Your goal:
Starting from the line containing "OCR this image.", write out every remaining line exactly, the last one included.

Stored dataset items:
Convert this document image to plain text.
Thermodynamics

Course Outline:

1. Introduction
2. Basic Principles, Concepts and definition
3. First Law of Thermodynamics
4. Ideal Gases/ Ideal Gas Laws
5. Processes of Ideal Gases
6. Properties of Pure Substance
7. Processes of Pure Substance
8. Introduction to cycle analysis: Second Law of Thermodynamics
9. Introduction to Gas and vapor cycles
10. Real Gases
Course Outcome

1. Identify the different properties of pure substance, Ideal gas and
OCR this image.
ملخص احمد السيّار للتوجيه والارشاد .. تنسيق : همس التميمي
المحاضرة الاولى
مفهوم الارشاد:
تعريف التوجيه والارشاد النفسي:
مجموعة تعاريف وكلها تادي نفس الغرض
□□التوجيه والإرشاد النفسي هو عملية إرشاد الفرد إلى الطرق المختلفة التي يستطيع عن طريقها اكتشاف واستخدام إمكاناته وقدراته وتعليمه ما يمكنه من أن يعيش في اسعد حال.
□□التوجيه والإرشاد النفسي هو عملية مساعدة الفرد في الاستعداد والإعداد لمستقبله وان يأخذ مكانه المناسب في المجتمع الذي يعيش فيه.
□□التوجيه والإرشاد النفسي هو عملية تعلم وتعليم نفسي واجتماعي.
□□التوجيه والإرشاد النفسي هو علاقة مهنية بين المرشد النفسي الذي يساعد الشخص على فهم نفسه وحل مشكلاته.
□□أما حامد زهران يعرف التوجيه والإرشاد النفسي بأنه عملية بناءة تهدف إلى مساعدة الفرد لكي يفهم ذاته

Solution to the exercise:
OCR this image.
ملخص احمد السيّار للتوجيه والارشاد .. تنسيق : همس التميمي
المحاضرة الاولى
مفهوم الارشاد:
تعريف التوجيه والارشاد النفسي:
مجموعة تعاريف وكلها تادي نفس الغرض
□□التوجيه والإرشاد النفسي هو عملية إرشاد الفرد إلى الطرق المختلفة التي يستطيع عن طريقها اكتشاف واستخدام إمكاناته وقدراته وتعليمه ما يمكنه من أن يعيش في اسعد حال.
□□التوجيه والإرشاد النفسي هو عملية مساعدة الفرد في الاستعداد والإعداد لمستقبله وان يأخذ مكانه المناسب في المجتمع الذي يعيش فيه.
□□التوجيه والإرشاد النفسي هو عملية تعلم وتعليم نفسي واجتماعي.
□□التوجيه والإرشاد النفسي هو علاقة مهنية بين المرشد النفسي الذي يساعد الشخص على فهم نفسه وحل مشكلاته.
□□أما حامد زهران يعرف التوجيه والإرشاد النفسي بأنه عملية بناءة تهدف إلى مساعدة الفرد لكي يفهم ذاته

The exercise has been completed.